# INPUT ROWS start

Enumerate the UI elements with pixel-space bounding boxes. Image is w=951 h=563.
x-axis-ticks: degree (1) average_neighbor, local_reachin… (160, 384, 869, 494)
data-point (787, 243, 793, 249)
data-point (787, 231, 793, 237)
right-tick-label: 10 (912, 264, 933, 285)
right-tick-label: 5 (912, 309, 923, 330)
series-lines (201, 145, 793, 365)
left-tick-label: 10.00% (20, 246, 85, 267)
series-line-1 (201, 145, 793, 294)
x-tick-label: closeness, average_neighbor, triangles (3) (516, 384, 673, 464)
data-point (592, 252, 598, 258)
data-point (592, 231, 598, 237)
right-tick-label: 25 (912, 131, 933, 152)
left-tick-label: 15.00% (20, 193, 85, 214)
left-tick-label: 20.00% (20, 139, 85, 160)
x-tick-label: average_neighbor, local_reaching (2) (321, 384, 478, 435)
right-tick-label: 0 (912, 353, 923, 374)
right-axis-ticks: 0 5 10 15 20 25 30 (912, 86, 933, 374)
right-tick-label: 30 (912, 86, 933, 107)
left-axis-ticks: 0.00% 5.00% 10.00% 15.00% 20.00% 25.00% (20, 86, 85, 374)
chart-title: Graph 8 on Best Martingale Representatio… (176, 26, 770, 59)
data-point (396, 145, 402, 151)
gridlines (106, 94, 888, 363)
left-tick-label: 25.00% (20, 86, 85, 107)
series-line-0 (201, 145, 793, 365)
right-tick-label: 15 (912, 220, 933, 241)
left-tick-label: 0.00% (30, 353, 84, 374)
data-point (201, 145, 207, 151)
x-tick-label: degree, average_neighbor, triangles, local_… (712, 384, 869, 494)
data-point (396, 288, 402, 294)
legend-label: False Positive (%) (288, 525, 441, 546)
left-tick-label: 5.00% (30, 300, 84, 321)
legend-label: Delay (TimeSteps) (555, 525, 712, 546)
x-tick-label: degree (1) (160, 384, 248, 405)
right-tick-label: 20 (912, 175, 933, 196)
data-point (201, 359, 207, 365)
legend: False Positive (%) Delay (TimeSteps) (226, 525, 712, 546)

# INPUT ROWS end

## DIRECTIONS
Reproduce verbatim the stretch of rows from the first row through the row containing "right-tick-label: 30 (912, 86, 933, 107)", including both ends.

## SOLUTION FOR THIS PROBLEM
Enumerate the UI elements with pixel-space bounding boxes. Image is w=951 h=563.
x-axis-ticks: degree (1) average_neighbor, local_reachin… (160, 384, 869, 494)
data-point (787, 243, 793, 249)
data-point (787, 231, 793, 237)
right-tick-label: 10 (912, 264, 933, 285)
right-tick-label: 5 (912, 309, 923, 330)
series-lines (201, 145, 793, 365)
left-tick-label: 10.00% (20, 246, 85, 267)
series-line-1 (201, 145, 793, 294)
x-tick-label: closeness, average_neighbor, triangles (3) (516, 384, 673, 464)
data-point (592, 252, 598, 258)
data-point (592, 231, 598, 237)
right-tick-label: 25 (912, 131, 933, 152)
left-tick-label: 15.00% (20, 193, 85, 214)
left-tick-label: 20.00% (20, 139, 85, 160)
x-tick-label: average_neighbor, local_reaching (2) (321, 384, 478, 435)
right-tick-label: 0 (912, 353, 923, 374)
right-axis-ticks: 0 5 10 15 20 25 30 (912, 86, 933, 374)
right-tick-label: 30 (912, 86, 933, 107)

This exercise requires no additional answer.